** Begin Exercise materials **

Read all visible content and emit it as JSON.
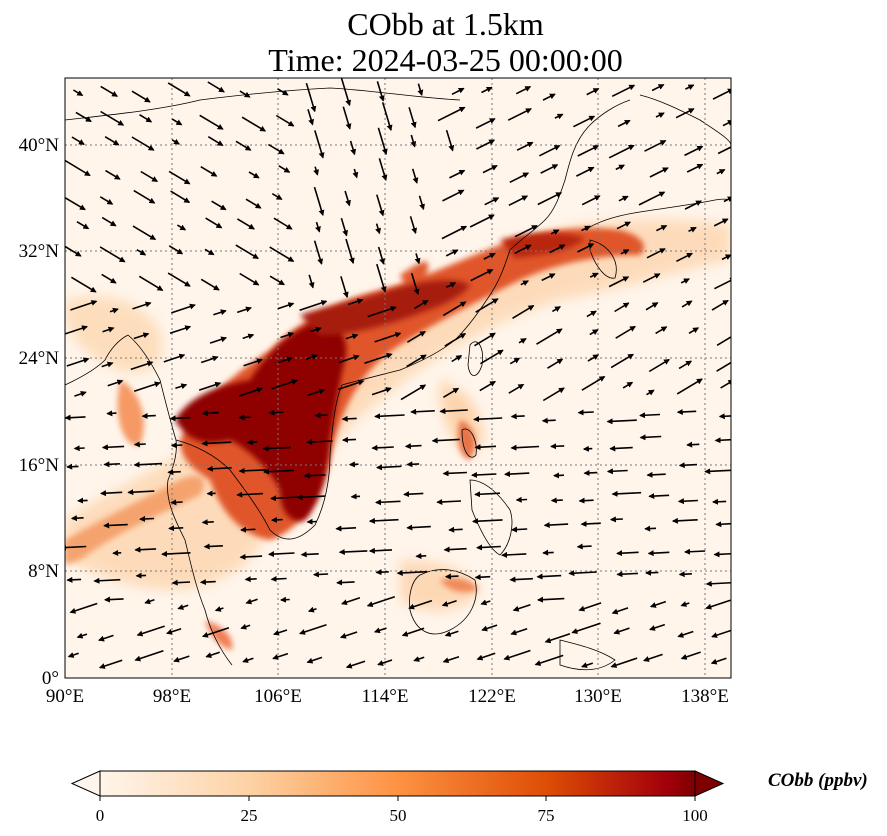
{
  "title": {
    "line1": "CObb at 1.5km",
    "line2": "Time: 2024-03-25 00:00:00"
  },
  "map": {
    "extent": {
      "lon_min": 90,
      "lon_max": 140,
      "lat_min": 0,
      "lat_max": 45
    },
    "x_ticks": [
      "90°E",
      "98°E",
      "106°E",
      "114°E",
      "122°E",
      "130°E",
      "138°E"
    ],
    "y_ticks": [
      "0°",
      "8°N",
      "16°N",
      "24°N",
      "32°N",
      "40°N"
    ],
    "gridlines": true,
    "field_variable": "CObb",
    "wind_vectors": true
  },
  "colorbar": {
    "label": "CObb (ppbv)",
    "ticks": [
      "0",
      "25",
      "50",
      "75",
      "100"
    ],
    "range": [
      0,
      100
    ],
    "extend": "both",
    "colors": [
      "#fff5eb",
      "#fdd2a5",
      "#fd9243",
      "#de4e05",
      "#a3000b",
      "#7f0000"
    ]
  }
}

** End Exercise materials **

Work to be completed: Write every entry out again exactly, dropping the pictures.

Reply to the task:
Read all visible content and emit it as JSON.
{
  "title": {
    "line1": "CObb at 1.5km",
    "line2": "Time: 2024-03-25 00:00:00"
  },
  "map": {
    "extent": {
      "lon_min": 90,
      "lon_max": 140,
      "lat_min": 0,
      "lat_max": 45
    },
    "x_ticks": [
      "90°E",
      "98°E",
      "106°E",
      "114°E",
      "122°E",
      "130°E",
      "138°E"
    ],
    "y_ticks": [
      "0°",
      "8°N",
      "16°N",
      "24°N",
      "32°N",
      "40°N"
    ],
    "gridlines": true,
    "field_variable": "CObb",
    "wind_vectors": true
  },
  "colorbar": {
    "label": "CObb (ppbv)",
    "ticks": [
      "0",
      "25",
      "50",
      "75",
      "100"
    ],
    "range": [
      0,
      100
    ],
    "extend": "both",
    "colors": [
      "#fff5eb",
      "#fdd2a5",
      "#fd9243",
      "#de4e05",
      "#a3000b",
      "#7f0000"
    ]
  }
}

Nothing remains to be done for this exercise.